Saved entries
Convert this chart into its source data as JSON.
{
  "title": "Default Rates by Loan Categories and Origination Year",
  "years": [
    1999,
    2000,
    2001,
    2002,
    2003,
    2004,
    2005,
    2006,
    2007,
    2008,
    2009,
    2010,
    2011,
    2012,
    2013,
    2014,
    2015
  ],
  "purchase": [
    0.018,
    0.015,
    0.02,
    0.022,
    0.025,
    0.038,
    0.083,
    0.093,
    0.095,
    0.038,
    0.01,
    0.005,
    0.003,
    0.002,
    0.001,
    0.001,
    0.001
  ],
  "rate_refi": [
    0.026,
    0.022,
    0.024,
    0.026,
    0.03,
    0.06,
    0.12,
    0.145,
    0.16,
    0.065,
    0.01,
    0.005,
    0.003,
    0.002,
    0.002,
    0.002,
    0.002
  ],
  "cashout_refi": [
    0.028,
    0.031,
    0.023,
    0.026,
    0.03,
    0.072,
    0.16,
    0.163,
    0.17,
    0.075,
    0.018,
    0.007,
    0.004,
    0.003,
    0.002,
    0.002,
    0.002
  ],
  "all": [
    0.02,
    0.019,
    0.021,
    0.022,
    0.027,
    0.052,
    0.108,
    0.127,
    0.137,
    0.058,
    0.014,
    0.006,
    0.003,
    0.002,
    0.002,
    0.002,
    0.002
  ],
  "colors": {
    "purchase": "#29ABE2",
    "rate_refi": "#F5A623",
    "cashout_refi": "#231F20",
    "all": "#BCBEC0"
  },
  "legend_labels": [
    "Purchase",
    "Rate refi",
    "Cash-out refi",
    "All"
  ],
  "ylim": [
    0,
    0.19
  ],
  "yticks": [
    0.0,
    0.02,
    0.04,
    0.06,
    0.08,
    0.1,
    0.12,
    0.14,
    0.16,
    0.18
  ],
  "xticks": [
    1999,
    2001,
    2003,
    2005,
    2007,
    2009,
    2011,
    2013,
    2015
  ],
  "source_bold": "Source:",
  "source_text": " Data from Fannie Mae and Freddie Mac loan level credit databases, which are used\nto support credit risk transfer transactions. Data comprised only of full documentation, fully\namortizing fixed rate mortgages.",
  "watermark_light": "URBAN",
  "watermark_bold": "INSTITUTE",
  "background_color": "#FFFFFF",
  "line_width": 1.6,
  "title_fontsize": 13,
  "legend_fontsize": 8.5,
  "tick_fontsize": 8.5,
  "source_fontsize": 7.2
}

→ **Task prompt**
Retype the entries one by one, exactly.

→ **Solution**
Convert this chart into its source data as JSON.
{
  "title": "Default Rates by Loan Categories and Origination Year",
  "years": [
    1999,
    2000,
    2001,
    2002,
    2003,
    2004,
    2005,
    2006,
    2007,
    2008,
    2009,
    2010,
    2011,
    2012,
    2013,
    2014,
    2015
  ],
  "purchase": [
    0.018,
    0.015,
    0.02,
    0.022,
    0.025,
    0.038,
    0.083,
    0.093,
    0.095,
    0.038,
    0.01,
    0.005,
    0.003,
    0.002,
    0.001,
    0.001,
    0.001
  ],
  "rate_refi": [
    0.026,
    0.022,
    0.024,
    0.026,
    0.03,
    0.06,
    0.12,
    0.145,
    0.16,
    0.065,
    0.01,
    0.005,
    0.003,
    0.002,
    0.002,
    0.002,
    0.002
  ],
  "cashout_refi": [
    0.028,
    0.031,
    0.023,
    0.026,
    0.03,
    0.072,
    0.16,
    0.163,
    0.17,
    0.075,
    0.018,
    0.007,
    0.004,
    0.003,
    0.002,
    0.002,
    0.002
  ],
  "all": [
    0.02,
    0.019,
    0.021,
    0.022,
    0.027,
    0.052,
    0.108,
    0.127,
    0.137,
    0.058,
    0.014,
    0.006,
    0.003,
    0.002,
    0.002,
    0.002,
    0.002
  ],
  "colors": {
    "purchase": "#29ABE2",
    "rate_refi": "#F5A623",
    "cashout_refi": "#231F20",
    "all": "#BCBEC0"
  },
  "legend_labels": [
    "Purchase",
    "Rate refi",
    "Cash-out refi",
    "All"
  ],
  "ylim": [
    0,
    0.19
  ],
  "yticks": [
    0.0,
    0.02,
    0.04,
    0.06,
    0.08,
    0.1,
    0.12,
    0.14,
    0.16,
    0.18
  ],
  "xticks": [
    1999,
    2001,
    2003,
    2005,
    2007,
    2009,
    2011,
    2013,
    2015
  ],
  "source_bold": "Source:",
  "source_text": " Data from Fannie Mae and Freddie Mac loan level credit databases, which are used\nto support credit risk transfer transactions. Data comprised only of full documentation, fully\namortizing fixed rate mortgages.",
  "watermark_light": "URBAN",
  "watermark_bold": "INSTITUTE",
  "background_color": "#FFFFFF",
  "line_width": 1.6,
  "title_fontsize": 13,
  "legend_fontsize": 8.5,
  "tick_fontsize": 8.5,
  "source_fontsize": 7.2
}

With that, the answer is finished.